Dataset items:
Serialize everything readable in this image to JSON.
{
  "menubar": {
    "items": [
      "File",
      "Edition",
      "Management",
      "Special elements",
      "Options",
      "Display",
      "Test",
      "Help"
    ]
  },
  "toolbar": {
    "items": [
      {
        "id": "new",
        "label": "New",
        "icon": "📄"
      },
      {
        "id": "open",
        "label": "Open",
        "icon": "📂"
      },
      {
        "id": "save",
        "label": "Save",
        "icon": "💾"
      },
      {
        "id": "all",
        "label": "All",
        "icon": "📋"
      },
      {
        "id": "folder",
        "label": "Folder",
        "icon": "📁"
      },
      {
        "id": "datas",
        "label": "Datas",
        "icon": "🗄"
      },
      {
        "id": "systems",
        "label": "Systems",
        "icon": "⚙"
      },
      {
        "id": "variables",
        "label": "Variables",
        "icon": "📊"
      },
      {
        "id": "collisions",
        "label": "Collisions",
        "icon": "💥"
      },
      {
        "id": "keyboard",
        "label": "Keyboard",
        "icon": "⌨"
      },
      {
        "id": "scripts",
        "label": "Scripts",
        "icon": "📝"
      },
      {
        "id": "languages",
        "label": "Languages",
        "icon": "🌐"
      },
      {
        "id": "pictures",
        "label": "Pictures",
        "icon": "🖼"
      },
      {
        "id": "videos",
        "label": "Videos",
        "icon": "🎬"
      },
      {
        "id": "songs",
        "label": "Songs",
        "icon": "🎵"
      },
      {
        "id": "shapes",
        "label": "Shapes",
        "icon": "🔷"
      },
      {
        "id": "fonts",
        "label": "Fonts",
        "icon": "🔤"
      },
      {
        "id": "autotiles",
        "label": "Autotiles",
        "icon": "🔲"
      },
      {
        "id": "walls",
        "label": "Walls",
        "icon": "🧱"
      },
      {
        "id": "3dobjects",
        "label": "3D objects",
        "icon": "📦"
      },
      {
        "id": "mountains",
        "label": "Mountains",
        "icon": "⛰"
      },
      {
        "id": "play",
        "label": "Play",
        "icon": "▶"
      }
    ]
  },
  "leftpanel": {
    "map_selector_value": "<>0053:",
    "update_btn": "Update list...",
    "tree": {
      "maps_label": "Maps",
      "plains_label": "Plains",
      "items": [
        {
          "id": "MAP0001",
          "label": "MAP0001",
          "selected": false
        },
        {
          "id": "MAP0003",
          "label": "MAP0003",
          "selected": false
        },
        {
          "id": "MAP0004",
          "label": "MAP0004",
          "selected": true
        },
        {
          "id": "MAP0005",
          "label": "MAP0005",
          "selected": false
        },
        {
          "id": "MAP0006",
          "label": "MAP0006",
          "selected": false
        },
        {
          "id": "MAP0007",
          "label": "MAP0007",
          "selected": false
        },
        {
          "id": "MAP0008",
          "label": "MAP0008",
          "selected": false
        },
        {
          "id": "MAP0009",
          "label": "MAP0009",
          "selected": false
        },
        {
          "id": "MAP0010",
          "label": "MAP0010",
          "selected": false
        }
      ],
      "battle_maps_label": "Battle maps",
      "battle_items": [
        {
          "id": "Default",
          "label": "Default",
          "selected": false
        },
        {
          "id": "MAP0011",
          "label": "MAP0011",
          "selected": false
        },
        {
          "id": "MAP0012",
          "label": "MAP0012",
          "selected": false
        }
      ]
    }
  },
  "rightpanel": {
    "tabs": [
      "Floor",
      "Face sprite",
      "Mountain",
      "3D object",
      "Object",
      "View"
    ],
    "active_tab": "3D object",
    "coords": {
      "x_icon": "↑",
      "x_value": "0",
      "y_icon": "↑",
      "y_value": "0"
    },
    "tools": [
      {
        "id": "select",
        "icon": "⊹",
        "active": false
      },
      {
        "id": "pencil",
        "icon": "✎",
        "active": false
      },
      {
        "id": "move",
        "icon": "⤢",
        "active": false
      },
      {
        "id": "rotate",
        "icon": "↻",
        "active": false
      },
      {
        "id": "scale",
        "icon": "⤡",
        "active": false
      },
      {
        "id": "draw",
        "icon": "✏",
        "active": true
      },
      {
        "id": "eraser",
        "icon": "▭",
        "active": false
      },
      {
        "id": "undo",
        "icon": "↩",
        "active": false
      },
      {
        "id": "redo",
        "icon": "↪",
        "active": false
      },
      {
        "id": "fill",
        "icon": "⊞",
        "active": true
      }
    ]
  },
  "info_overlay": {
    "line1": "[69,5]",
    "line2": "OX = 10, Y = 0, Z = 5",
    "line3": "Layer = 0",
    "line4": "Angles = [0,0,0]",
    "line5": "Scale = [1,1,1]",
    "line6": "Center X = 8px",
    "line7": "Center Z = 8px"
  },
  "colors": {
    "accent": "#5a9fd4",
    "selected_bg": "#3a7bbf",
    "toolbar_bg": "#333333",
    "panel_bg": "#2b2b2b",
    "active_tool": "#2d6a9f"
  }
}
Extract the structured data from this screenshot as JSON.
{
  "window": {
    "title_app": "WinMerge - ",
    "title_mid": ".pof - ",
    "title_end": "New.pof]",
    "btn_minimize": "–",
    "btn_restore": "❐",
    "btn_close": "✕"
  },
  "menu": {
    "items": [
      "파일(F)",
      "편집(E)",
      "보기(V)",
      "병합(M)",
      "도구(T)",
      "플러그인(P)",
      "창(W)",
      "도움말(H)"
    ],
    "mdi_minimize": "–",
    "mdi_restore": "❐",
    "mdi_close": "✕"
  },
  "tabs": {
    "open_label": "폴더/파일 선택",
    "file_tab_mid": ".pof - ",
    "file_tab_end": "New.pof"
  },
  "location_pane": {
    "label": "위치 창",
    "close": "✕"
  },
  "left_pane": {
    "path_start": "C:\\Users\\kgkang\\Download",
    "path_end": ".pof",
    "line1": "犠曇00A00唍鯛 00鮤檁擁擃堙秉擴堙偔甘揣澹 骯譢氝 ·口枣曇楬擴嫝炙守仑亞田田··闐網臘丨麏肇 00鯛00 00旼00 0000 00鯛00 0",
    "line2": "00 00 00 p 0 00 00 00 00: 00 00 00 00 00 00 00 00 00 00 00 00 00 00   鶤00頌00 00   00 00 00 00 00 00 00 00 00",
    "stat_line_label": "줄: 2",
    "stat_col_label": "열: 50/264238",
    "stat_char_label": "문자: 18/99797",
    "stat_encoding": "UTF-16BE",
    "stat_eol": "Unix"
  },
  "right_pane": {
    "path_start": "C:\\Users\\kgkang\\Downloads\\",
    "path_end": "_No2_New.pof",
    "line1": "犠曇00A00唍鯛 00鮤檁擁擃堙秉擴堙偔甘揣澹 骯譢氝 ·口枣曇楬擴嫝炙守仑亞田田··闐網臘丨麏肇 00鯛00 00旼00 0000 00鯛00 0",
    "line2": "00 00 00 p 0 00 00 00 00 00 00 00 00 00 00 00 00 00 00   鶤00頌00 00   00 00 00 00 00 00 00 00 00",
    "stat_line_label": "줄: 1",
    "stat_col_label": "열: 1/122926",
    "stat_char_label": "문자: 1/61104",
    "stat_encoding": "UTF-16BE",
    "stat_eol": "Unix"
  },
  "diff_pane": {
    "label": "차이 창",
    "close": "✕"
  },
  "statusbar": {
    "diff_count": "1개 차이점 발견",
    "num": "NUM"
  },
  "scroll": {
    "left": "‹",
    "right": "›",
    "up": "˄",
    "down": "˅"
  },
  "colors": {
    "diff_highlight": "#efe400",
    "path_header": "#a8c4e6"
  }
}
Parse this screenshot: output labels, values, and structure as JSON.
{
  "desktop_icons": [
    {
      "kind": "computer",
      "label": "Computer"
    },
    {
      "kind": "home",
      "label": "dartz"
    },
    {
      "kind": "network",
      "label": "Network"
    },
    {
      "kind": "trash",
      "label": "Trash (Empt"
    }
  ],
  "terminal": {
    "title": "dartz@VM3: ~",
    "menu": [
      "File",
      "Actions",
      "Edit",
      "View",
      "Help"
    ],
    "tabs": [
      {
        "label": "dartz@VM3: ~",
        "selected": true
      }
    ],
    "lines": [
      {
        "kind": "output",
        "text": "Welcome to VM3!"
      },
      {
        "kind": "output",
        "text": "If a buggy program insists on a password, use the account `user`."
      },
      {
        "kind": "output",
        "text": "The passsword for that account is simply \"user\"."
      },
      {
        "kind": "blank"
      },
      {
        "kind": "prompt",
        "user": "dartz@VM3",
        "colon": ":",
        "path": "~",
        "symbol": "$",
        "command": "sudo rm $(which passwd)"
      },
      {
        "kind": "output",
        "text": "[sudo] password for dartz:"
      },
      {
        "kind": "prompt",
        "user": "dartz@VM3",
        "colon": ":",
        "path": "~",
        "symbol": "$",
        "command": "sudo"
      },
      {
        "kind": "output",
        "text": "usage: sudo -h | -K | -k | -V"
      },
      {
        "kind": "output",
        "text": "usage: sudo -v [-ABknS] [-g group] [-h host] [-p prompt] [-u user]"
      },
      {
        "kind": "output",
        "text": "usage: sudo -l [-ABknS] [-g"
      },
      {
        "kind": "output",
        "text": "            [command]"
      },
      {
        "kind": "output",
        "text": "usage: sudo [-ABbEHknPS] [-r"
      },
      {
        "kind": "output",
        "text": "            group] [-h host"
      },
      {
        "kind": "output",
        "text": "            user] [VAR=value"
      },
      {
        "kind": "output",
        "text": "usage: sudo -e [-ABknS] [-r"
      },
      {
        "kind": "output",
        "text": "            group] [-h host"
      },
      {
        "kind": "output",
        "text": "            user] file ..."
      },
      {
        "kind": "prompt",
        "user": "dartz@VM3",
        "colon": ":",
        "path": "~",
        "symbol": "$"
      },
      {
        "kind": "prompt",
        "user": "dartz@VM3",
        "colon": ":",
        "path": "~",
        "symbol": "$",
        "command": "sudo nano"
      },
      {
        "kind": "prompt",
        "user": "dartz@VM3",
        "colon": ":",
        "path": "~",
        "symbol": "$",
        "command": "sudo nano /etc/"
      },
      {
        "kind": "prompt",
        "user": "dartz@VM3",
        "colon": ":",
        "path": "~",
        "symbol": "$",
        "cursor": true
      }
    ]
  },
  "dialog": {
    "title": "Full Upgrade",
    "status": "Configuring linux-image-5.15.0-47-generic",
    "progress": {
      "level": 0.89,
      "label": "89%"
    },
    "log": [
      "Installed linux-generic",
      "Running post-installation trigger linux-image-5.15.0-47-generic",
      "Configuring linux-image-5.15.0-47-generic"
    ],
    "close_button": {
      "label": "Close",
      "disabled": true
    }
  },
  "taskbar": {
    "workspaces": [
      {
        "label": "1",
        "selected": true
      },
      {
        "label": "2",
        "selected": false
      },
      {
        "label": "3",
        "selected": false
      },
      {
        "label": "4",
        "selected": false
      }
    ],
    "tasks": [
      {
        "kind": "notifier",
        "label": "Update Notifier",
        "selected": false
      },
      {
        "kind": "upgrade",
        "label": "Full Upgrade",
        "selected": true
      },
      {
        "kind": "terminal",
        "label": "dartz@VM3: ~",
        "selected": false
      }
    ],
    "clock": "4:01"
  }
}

The exercise: Look through the material above. Copy each line where the word "usage" appears.

Solved exercise:
        "text": "usage: sudo -h | -K | -k | -V"
        "text": "usage: sudo -v [-ABknS] [-g group] [-h host] [-p prompt] [-u user]"
        "text": "usage: sudo -l [-ABknS] [-g"
        "text": "usage: sudo [-ABbEHknPS] [-r"
        "text": "usage: sudo -e [-ABknS] [-r"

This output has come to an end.